▶ Short exercise:
Note each line that includes the word "this". Copy those lines.

(Saved data entries)
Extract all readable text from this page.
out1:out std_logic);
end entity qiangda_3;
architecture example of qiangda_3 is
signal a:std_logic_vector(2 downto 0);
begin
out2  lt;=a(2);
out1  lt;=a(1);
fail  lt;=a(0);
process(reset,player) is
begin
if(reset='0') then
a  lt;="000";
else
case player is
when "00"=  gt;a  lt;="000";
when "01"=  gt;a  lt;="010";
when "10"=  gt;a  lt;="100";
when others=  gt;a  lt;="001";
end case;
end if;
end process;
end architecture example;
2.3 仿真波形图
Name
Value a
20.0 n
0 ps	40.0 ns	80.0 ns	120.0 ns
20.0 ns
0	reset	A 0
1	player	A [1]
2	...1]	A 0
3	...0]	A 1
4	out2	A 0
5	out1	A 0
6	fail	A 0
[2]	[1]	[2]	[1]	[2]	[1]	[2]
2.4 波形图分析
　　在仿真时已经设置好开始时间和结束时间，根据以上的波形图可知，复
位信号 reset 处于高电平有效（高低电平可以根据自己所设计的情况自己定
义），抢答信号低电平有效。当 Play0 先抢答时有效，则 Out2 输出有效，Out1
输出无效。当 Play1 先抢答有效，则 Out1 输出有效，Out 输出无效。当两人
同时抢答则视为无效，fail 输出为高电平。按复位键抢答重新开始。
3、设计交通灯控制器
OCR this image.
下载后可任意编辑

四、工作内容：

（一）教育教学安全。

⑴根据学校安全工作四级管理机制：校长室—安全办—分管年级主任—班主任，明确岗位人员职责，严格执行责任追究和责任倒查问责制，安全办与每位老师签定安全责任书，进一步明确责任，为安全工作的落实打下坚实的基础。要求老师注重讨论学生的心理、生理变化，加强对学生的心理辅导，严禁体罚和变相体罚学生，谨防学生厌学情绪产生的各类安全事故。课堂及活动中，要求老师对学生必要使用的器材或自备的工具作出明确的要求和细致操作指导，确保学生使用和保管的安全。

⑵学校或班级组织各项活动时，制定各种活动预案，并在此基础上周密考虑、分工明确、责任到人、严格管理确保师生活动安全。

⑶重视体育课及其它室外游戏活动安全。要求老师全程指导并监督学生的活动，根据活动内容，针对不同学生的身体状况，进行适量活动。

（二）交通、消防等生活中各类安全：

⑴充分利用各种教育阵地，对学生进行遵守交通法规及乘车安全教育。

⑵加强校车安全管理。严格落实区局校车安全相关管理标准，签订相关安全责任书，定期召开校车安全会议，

▶ Reply:
Extract all readable text from this page.
OCR this image.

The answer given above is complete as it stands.